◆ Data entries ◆
%%
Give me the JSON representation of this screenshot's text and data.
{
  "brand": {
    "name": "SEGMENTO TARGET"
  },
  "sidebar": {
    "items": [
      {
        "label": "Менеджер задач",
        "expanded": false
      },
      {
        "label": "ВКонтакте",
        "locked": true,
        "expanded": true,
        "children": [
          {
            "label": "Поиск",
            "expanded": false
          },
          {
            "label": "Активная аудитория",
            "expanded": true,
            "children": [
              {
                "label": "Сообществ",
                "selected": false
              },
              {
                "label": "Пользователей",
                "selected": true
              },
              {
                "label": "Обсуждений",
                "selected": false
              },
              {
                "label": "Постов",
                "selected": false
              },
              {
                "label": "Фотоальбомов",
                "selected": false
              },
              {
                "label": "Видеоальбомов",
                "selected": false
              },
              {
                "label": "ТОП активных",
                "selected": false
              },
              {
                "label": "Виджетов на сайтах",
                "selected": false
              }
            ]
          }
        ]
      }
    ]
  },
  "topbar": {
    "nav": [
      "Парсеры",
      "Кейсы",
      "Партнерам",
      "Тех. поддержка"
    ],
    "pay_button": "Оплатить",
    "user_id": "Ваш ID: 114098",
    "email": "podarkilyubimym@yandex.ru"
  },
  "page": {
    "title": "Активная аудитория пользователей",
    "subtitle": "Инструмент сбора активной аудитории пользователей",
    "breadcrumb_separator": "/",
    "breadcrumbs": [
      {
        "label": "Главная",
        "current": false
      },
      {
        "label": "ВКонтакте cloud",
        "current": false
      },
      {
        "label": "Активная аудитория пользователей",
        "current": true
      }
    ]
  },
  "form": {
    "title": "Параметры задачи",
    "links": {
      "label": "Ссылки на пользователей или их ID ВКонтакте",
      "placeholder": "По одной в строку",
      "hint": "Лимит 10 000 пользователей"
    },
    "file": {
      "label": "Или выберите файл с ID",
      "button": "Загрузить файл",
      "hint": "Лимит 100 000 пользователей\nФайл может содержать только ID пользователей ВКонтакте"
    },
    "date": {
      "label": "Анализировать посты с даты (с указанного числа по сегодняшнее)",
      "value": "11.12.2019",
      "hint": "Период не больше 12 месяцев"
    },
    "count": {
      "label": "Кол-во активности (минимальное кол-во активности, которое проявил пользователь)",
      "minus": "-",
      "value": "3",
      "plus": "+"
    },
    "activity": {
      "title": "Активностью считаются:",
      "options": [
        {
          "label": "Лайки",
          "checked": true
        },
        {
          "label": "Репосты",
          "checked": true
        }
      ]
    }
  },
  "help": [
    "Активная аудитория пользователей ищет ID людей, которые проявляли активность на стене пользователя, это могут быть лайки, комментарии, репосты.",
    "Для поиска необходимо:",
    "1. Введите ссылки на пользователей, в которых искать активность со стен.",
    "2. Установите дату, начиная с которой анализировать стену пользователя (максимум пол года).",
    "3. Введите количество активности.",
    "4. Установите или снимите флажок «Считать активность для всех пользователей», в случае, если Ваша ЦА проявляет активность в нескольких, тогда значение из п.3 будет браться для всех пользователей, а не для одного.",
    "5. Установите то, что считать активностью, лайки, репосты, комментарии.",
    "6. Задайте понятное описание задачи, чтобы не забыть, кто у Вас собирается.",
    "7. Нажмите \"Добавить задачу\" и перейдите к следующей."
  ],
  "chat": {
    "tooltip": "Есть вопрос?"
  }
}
%%
Which lines of the data above contain "Активная"? Copy each one.

            "label": "Активная аудитория",
    "title": "Активная аудитория пользователей",
        "label": "Активная аудитория пользователей",
    "Активная аудитория пользователей ищет ID людей, которые проявляли активность на стене пользователя, это могут быть лайки, комментарии, репосты.",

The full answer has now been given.